* _TASK OBJECTIVE_
Find each line with the string "color" and report it.

## start

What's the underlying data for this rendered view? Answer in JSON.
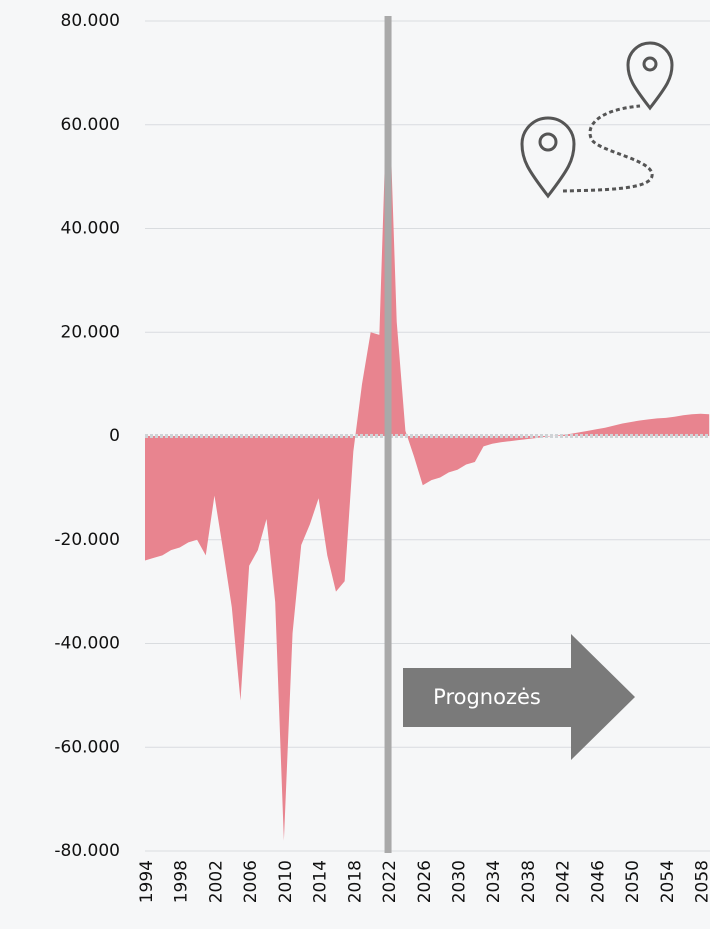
{
  "chart_data": {
    "type": "area",
    "color": "#e8848f",
    "x": [
      1994,
      1995,
      1996,
      1997,
      1998,
      1999,
      2000,
      2001,
      2002,
      2003,
      2004,
      2005,
      2006,
      2007,
      2008,
      2009,
      2010,
      2011,
      2012,
      2013,
      2014,
      2015,
      2016,
      2017,
      2018,
      2019,
      2020,
      2021,
      2022,
      2023,
      2024,
      2025,
      2026,
      2027,
      2028,
      2029,
      2030,
      2031,
      2032,
      2033,
      2034,
      2035,
      2036,
      2037,
      2038,
      2039,
      2040,
      2041,
      2042,
      2043,
      2044,
      2045,
      2046,
      2047,
      2048,
      2049,
      2050,
      2051,
      2052,
      2053,
      2054,
      2055,
      2056,
      2057,
      2058,
      2059
    ],
    "values": [
      -24000,
      -23500,
      -23000,
      -22000,
      -21500,
      -20500,
      -20000,
      -23000,
      -11500,
      -22000,
      -33000,
      -51000,
      -25000,
      -22000,
      -16000,
      -32000,
      -78000,
      -38000,
      -21000,
      -17000,
      -12000,
      -23000,
      -30000,
      -28000,
      -3000,
      10000,
      20000,
      19500,
      72000,
      22000,
      1000,
      -4000,
      -9500,
      -8500,
      -8000,
      -7000,
      -6500,
      -5500,
      -5000,
      -2000,
      -1500,
      -1200,
      -1000,
      -800,
      -600,
      -400,
      -200,
      0,
      200,
      400,
      700,
      1000,
      1300,
      1600,
      2000,
      2400,
      2700,
      3000,
      3200,
      3400,
      3500,
      3700,
      4000,
      4200,
      4300,
      4200
    ],
    "xlim": [
      1994,
      2059
    ],
    "xticks": [
      1994,
      1998,
      2002,
      2006,
      2010,
      2014,
      2018,
      2022,
      2026,
      2030,
      2034,
      2038,
      2042,
      2046,
      2050,
      2054,
      2058
    ],
    "ylim": [
      -80000,
      80000
    ],
    "yticks": [
      {
        "value": -80000,
        "label": "-80.000"
      },
      {
        "value": -60000,
        "label": "-60.000"
      },
      {
        "value": -40000,
        "label": "-40.000"
      },
      {
        "value": -20000,
        "label": "-20.000"
      },
      0,
      {
        "value": 20000,
        "label": "20.000"
      },
      {
        "value": 40000,
        "label": "40.000"
      },
      {
        "value": 60000,
        "label": "60.000"
      },
      {
        "value": 80000,
        "label": "80.000"
      }
    ],
    "grid": true,
    "forecast_start": 2022,
    "annotation": "Prognozės"
  }
}
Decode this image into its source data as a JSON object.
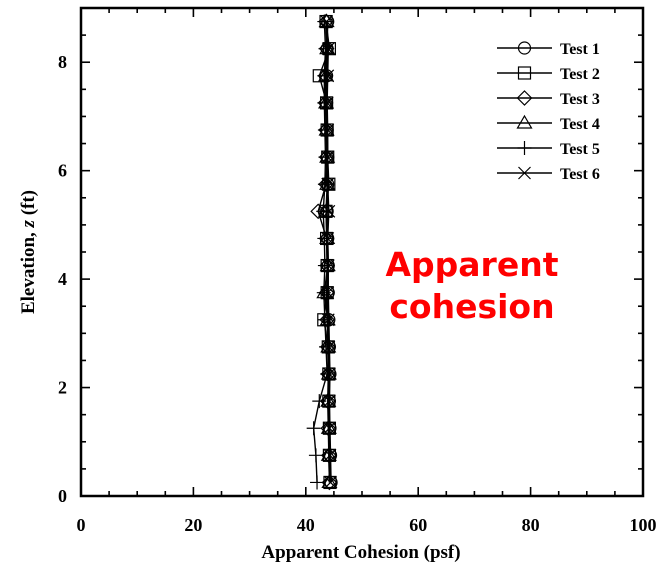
{
  "chart_data": {
    "type": "line",
    "xlabel": "Apparent Cohesion (psf)",
    "ylabel_prefix": "Elevation, ",
    "ylabel_var": "z",
    "ylabel_suffix": " (ft)",
    "xlim": [
      0,
      100
    ],
    "ylim": [
      0,
      9
    ],
    "xticks": [
      0,
      20,
      40,
      60,
      80,
      100
    ],
    "yticks": [
      0,
      2,
      4,
      6,
      8
    ],
    "grid": false,
    "legend_position": "top-right",
    "annotation": [
      "Apparent",
      "cohesion"
    ],
    "z": [
      0.25,
      0.75,
      1.25,
      1.75,
      2.25,
      2.75,
      3.25,
      3.75,
      4.25,
      4.75,
      5.25,
      5.75,
      6.25,
      6.75,
      7.25,
      7.75,
      8.25,
      8.75
    ],
    "series": [
      {
        "name": "Test 1",
        "marker": "circle",
        "values": [
          44.5,
          44.4,
          44.3,
          44.2,
          44.3,
          44.2,
          44.1,
          44.0,
          44.0,
          43.9,
          43.8,
          43.9,
          43.9,
          43.8,
          43.7,
          43.7,
          43.8,
          43.9
        ]
      },
      {
        "name": "Test 2",
        "marker": "square",
        "values": [
          44.3,
          44.2,
          44.2,
          44.1,
          44.1,
          44.0,
          43.2,
          43.8,
          43.8,
          43.7,
          43.6,
          44.1,
          43.9,
          43.8,
          43.7,
          42.4,
          44.2,
          43.6
        ]
      },
      {
        "name": "Test 3",
        "marker": "diamond",
        "values": [
          44.2,
          44.1,
          44.0,
          43.9,
          44.0,
          43.9,
          43.8,
          43.7,
          43.8,
          43.7,
          42.2,
          43.6,
          43.7,
          43.6,
          43.5,
          43.5,
          43.7,
          43.6
        ]
      },
      {
        "name": "Test 4",
        "marker": "triangle",
        "values": [
          44.2,
          44.1,
          44.1,
          44.0,
          44.1,
          44.0,
          43.9,
          43.3,
          43.9,
          43.8,
          43.6,
          43.8,
          43.8,
          43.7,
          43.6,
          43.6,
          43.8,
          43.7
        ]
      },
      {
        "name": "Test 5",
        "marker": "plus",
        "values": [
          42.0,
          41.8,
          41.4,
          42.4,
          43.8,
          43.6,
          43.4,
          43.2,
          43.4,
          43.3,
          43.1,
          43.4,
          43.5,
          43.4,
          43.3,
          43.3,
          43.5,
          43.3
        ]
      },
      {
        "name": "Test 6",
        "marker": "cross",
        "values": [
          44.4,
          44.3,
          44.2,
          44.2,
          44.2,
          44.1,
          44.0,
          43.9,
          44.0,
          43.9,
          44.1,
          43.9,
          43.9,
          43.9,
          43.8,
          43.9,
          44.0,
          43.7
        ]
      }
    ]
  }
}
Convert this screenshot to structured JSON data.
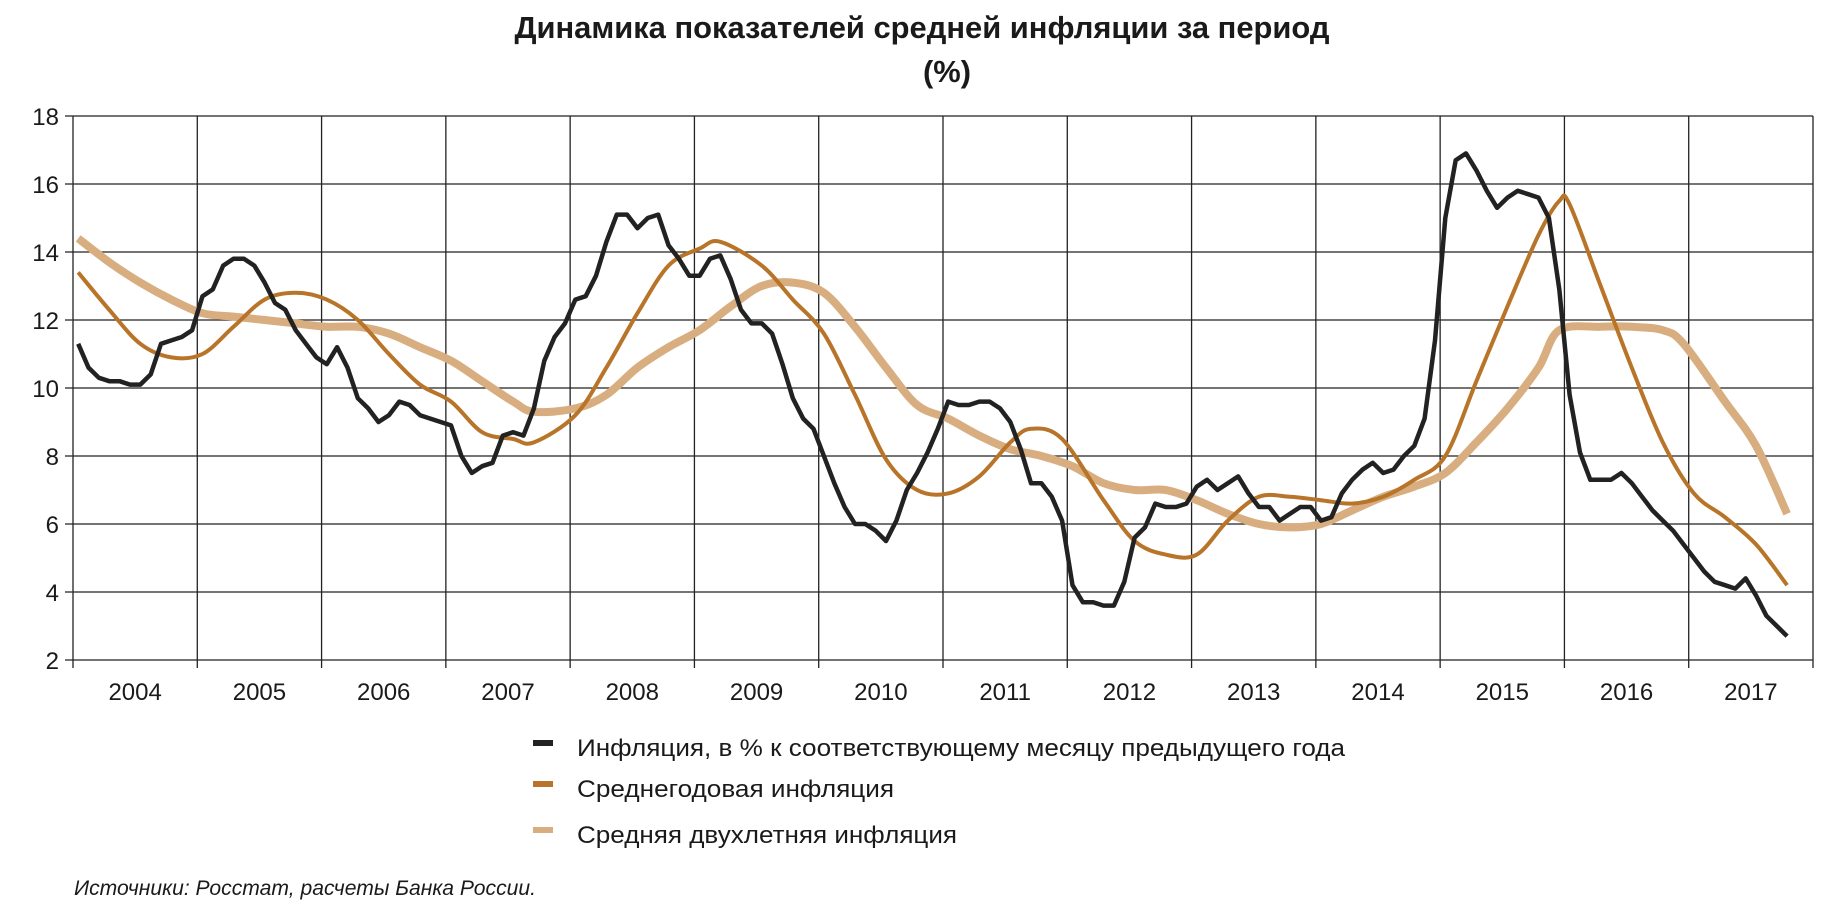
{
  "chart_data": {
    "type": "line",
    "title": "Динамика показателей средней инфляции за период",
    "subtitle": "(%)",
    "xlabel": "",
    "ylabel": "",
    "ylim": [
      2,
      18
    ],
    "yticks": [
      "2",
      "4",
      "6",
      "8",
      "10",
      "12",
      "14",
      "16",
      "18"
    ],
    "xlim": [
      2004,
      2018
    ],
    "xticks": [
      "2004",
      "2005",
      "2006",
      "2007",
      "2008",
      "2009",
      "2010",
      "2011",
      "2012",
      "2013",
      "2014",
      "2015",
      "2016",
      "2017"
    ],
    "grid": true,
    "legend_position": "bottom",
    "source": "Источники: Росстат, расчеты Банка России.",
    "series": [
      {
        "name": "Инфляция, в % к соответствующему месяцу предыдущего года",
        "color": "#222222",
        "style": "monthly",
        "start": "2004-01",
        "values": [
          11.3,
          10.6,
          10.3,
          10.2,
          10.2,
          10.1,
          10.1,
          10.4,
          11.3,
          11.4,
          11.5,
          11.7,
          12.7,
          12.9,
          13.6,
          13.8,
          13.8,
          13.6,
          13.1,
          12.5,
          12.3,
          11.7,
          11.3,
          10.9,
          10.7,
          11.2,
          10.6,
          9.7,
          9.4,
          9.0,
          9.2,
          9.6,
          9.5,
          9.2,
          9.1,
          9.0,
          8.9,
          8.0,
          7.5,
          7.7,
          7.8,
          8.6,
          8.7,
          8.6,
          9.4,
          10.8,
          11.5,
          11.9,
          12.6,
          12.7,
          13.3,
          14.3,
          15.1,
          15.1,
          14.7,
          15.0,
          15.1,
          14.2,
          13.8,
          13.3,
          13.3,
          13.8,
          13.9,
          13.2,
          12.3,
          11.9,
          11.9,
          11.6,
          10.7,
          9.7,
          9.1,
          8.8,
          8.0,
          7.2,
          6.5,
          6.0,
          6.0,
          5.8,
          5.5,
          6.1,
          7.0,
          7.5,
          8.1,
          8.8,
          9.6,
          9.5,
          9.5,
          9.6,
          9.6,
          9.4,
          9.0,
          8.2,
          7.2,
          7.2,
          6.8,
          6.1,
          4.2,
          3.7,
          3.7,
          3.6,
          3.6,
          4.3,
          5.6,
          5.9,
          6.6,
          6.5,
          6.5,
          6.6,
          7.1,
          7.3,
          7.0,
          7.2,
          7.4,
          6.9,
          6.5,
          6.5,
          6.1,
          6.3,
          6.5,
          6.5,
          6.1,
          6.2,
          6.9,
          7.3,
          7.6,
          7.8,
          7.5,
          7.6,
          8.0,
          8.3,
          9.1,
          11.4,
          15.0,
          16.7,
          16.9,
          16.4,
          15.8,
          15.3,
          15.6,
          15.8,
          15.7,
          15.6,
          15.0,
          12.9,
          9.8,
          8.1,
          7.3,
          7.3,
          7.3,
          7.5,
          7.2,
          6.8,
          6.4,
          6.1,
          5.8,
          5.4,
          5.0,
          4.6,
          4.3,
          4.2,
          4.1,
          4.4,
          3.9,
          3.3,
          3.0,
          2.7
        ]
      },
      {
        "name": "Среднегодовая инфляция",
        "color": "#b87428",
        "style": "smooth",
        "points": [
          [
            "2004-01",
            13.4
          ],
          [
            "2004-04",
            12.3
          ],
          [
            "2004-07",
            11.3
          ],
          [
            "2004-10",
            10.9
          ],
          [
            "2005-01",
            11.0
          ],
          [
            "2005-04",
            11.8
          ],
          [
            "2005-07",
            12.6
          ],
          [
            "2005-10",
            12.8
          ],
          [
            "2006-01",
            12.6
          ],
          [
            "2006-04",
            12.0
          ],
          [
            "2006-07",
            11.0
          ],
          [
            "2006-10",
            10.1
          ],
          [
            "2007-01",
            9.6
          ],
          [
            "2007-04",
            8.7
          ],
          [
            "2007-07",
            8.5
          ],
          [
            "2007-09",
            8.4
          ],
          [
            "2008-01",
            9.2
          ],
          [
            "2008-04",
            10.6
          ],
          [
            "2008-07",
            12.2
          ],
          [
            "2008-10",
            13.6
          ],
          [
            "2009-01",
            14.1
          ],
          [
            "2009-03",
            14.3
          ],
          [
            "2009-07",
            13.6
          ],
          [
            "2009-10",
            12.6
          ],
          [
            "2010-01",
            11.6
          ],
          [
            "2010-04",
            9.8
          ],
          [
            "2010-07",
            7.9
          ],
          [
            "2010-10",
            7.0
          ],
          [
            "2011-01",
            6.9
          ],
          [
            "2011-04",
            7.4
          ],
          [
            "2011-07",
            8.4
          ],
          [
            "2011-09",
            8.8
          ],
          [
            "2011-12",
            8.5
          ],
          [
            "2012-04",
            6.7
          ],
          [
            "2012-07",
            5.5
          ],
          [
            "2012-10",
            5.1
          ],
          [
            "2013-01",
            5.1
          ],
          [
            "2013-04",
            6.1
          ],
          [
            "2013-07",
            6.8
          ],
          [
            "2013-10",
            6.8
          ],
          [
            "2014-01",
            6.7
          ],
          [
            "2014-04",
            6.6
          ],
          [
            "2014-07",
            6.8
          ],
          [
            "2014-10",
            7.3
          ],
          [
            "2015-01",
            8.0
          ],
          [
            "2015-04",
            10.2
          ],
          [
            "2015-07",
            12.4
          ],
          [
            "2015-10",
            14.5
          ],
          [
            "2015-12",
            15.5
          ],
          [
            "2016-01",
            15.4
          ],
          [
            "2016-04",
            13.0
          ],
          [
            "2016-07",
            10.6
          ],
          [
            "2016-10",
            8.4
          ],
          [
            "2017-01",
            6.9
          ],
          [
            "2017-04",
            6.2
          ],
          [
            "2017-07",
            5.4
          ],
          [
            "2017-10",
            4.2
          ]
        ]
      },
      {
        "name": "Средняя двухлетняя инфляция",
        "color": "#d8ae80",
        "style": "smooth",
        "points": [
          [
            "2004-01",
            14.4
          ],
          [
            "2004-04",
            13.7
          ],
          [
            "2004-07",
            13.1
          ],
          [
            "2004-10",
            12.6
          ],
          [
            "2005-01",
            12.2
          ],
          [
            "2005-04",
            12.1
          ],
          [
            "2005-07",
            12.0
          ],
          [
            "2005-10",
            11.9
          ],
          [
            "2006-01",
            11.8
          ],
          [
            "2006-04",
            11.8
          ],
          [
            "2006-07",
            11.6
          ],
          [
            "2006-10",
            11.2
          ],
          [
            "2007-01",
            10.8
          ],
          [
            "2007-04",
            10.2
          ],
          [
            "2007-07",
            9.6
          ],
          [
            "2007-09",
            9.3
          ],
          [
            "2008-01",
            9.4
          ],
          [
            "2008-04",
            9.8
          ],
          [
            "2008-07",
            10.6
          ],
          [
            "2008-10",
            11.2
          ],
          [
            "2009-01",
            11.7
          ],
          [
            "2009-04",
            12.4
          ],
          [
            "2009-07",
            13.0
          ],
          [
            "2009-10",
            13.1
          ],
          [
            "2010-01",
            12.8
          ],
          [
            "2010-04",
            11.8
          ],
          [
            "2010-07",
            10.6
          ],
          [
            "2010-10",
            9.5
          ],
          [
            "2011-01",
            9.1
          ],
          [
            "2011-04",
            8.6
          ],
          [
            "2011-07",
            8.2
          ],
          [
            "2011-10",
            8.0
          ],
          [
            "2012-01",
            7.7
          ],
          [
            "2012-04",
            7.2
          ],
          [
            "2012-07",
            7.0
          ],
          [
            "2012-10",
            7.0
          ],
          [
            "2013-01",
            6.7
          ],
          [
            "2013-04",
            6.3
          ],
          [
            "2013-07",
            6.0
          ],
          [
            "2013-10",
            5.9
          ],
          [
            "2014-01",
            6.0
          ],
          [
            "2014-04",
            6.4
          ],
          [
            "2014-07",
            6.8
          ],
          [
            "2014-10",
            7.1
          ],
          [
            "2015-01",
            7.5
          ],
          [
            "2015-04",
            8.4
          ],
          [
            "2015-07",
            9.4
          ],
          [
            "2015-10",
            10.6
          ],
          [
            "2015-12",
            11.7
          ],
          [
            "2016-04",
            11.8
          ],
          [
            "2016-07",
            11.8
          ],
          [
            "2016-10",
            11.7
          ],
          [
            "2016-12",
            11.3
          ],
          [
            "2017-04",
            9.6
          ],
          [
            "2017-07",
            8.3
          ],
          [
            "2017-10",
            6.3
          ]
        ]
      }
    ]
  }
}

## end

* _WORKED ANSWER_
    "color": "#e8848f",
        "color": "#222222",
        "color": "#b87428",
        "color": "#d8ae80",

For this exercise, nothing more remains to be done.